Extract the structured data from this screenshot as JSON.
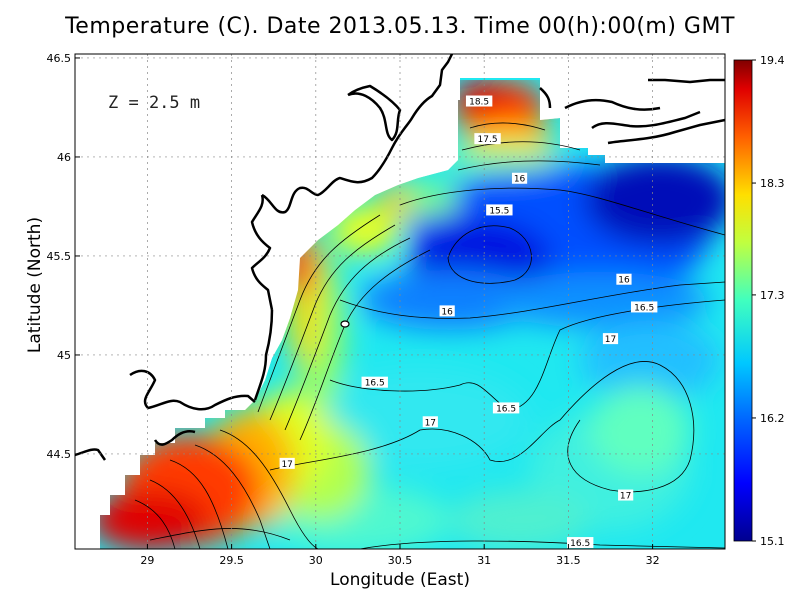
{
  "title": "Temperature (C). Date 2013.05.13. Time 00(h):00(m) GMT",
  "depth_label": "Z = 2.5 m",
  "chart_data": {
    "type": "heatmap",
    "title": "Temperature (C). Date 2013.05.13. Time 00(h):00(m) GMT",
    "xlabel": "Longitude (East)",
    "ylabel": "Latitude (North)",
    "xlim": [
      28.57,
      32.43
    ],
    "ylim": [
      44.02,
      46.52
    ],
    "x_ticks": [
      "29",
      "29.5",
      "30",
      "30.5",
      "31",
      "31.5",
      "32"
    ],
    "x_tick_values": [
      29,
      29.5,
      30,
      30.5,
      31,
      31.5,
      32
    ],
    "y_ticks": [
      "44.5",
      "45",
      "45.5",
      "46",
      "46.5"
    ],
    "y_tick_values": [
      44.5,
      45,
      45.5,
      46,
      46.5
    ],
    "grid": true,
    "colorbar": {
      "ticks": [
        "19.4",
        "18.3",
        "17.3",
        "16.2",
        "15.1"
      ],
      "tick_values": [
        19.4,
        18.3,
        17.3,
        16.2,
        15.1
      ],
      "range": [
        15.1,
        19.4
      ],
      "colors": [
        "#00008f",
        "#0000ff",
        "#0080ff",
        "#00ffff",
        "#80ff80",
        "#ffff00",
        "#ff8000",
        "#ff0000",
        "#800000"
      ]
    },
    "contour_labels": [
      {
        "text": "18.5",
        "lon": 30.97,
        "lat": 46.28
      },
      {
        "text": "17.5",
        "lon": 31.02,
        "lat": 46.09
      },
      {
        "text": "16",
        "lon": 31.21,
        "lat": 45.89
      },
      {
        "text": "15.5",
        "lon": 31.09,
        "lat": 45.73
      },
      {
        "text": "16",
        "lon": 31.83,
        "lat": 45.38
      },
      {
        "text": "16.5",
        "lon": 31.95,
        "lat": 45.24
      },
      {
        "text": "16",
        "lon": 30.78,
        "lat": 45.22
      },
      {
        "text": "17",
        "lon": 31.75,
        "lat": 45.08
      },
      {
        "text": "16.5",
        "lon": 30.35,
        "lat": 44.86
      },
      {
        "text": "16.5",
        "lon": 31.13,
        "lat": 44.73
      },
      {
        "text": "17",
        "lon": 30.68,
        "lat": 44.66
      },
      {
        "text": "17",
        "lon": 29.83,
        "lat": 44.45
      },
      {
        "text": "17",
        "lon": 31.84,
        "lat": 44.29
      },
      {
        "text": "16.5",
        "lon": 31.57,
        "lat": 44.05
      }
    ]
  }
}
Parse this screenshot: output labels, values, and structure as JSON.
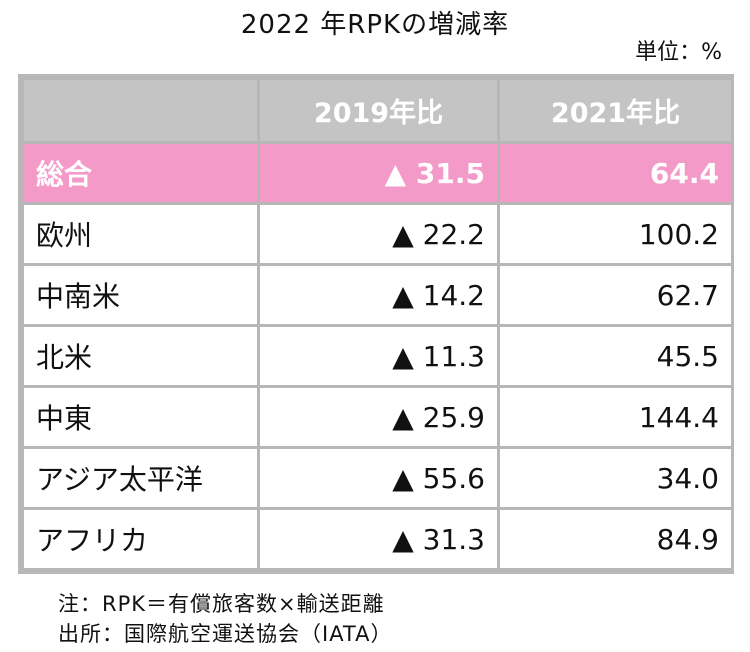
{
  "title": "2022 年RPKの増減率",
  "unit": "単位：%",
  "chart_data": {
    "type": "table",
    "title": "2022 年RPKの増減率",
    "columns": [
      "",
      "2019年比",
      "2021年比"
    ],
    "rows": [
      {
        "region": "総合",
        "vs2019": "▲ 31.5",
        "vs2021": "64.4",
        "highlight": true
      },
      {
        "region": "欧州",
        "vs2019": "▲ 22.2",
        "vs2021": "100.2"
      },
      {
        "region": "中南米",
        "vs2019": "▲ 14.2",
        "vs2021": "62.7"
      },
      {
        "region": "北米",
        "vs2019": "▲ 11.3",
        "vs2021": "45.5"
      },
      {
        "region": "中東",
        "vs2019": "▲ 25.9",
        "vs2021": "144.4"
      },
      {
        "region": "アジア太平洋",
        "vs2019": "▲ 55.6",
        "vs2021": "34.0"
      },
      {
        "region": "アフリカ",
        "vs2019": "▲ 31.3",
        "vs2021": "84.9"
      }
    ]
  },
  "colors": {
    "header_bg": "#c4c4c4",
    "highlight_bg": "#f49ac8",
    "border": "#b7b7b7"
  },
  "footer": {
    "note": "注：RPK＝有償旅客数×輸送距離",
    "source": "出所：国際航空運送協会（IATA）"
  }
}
--------
▸ **STATED EXERCISE**
Beginning at the line with "Parse this screenshot: output" and ending at the last line of the listing above, retype each line exactly, including those two lines. Leave the pictures out.

▸ **WRITTEN ANSWER**
Parse this screenshot: output labels, values, and structure as JSON.
{
  "title": "2022 年RPKの増減率",
  "unit": "単位：%",
  "chart_data": {
    "type": "table",
    "title": "2022 年RPKの増減率",
    "columns": [
      "",
      "2019年比",
      "2021年比"
    ],
    "rows": [
      {
        "region": "総合",
        "vs2019": "▲ 31.5",
        "vs2021": "64.4",
        "highlight": true
      },
      {
        "region": "欧州",
        "vs2019": "▲ 22.2",
        "vs2021": "100.2"
      },
      {
        "region": "中南米",
        "vs2019": "▲ 14.2",
        "vs2021": "62.7"
      },
      {
        "region": "北米",
        "vs2019": "▲ 11.3",
        "vs2021": "45.5"
      },
      {
        "region": "中東",
        "vs2019": "▲ 25.9",
        "vs2021": "144.4"
      },
      {
        "region": "アジア太平洋",
        "vs2019": "▲ 55.6",
        "vs2021": "34.0"
      },
      {
        "region": "アフリカ",
        "vs2019": "▲ 31.3",
        "vs2021": "84.9"
      }
    ]
  },
  "colors": {
    "header_bg": "#c4c4c4",
    "highlight_bg": "#f49ac8",
    "border": "#b7b7b7"
  },
  "footer": {
    "note": "注：RPK＝有償旅客数×輸送距離",
    "source": "出所：国際航空運送協会（IATA）"
  }
}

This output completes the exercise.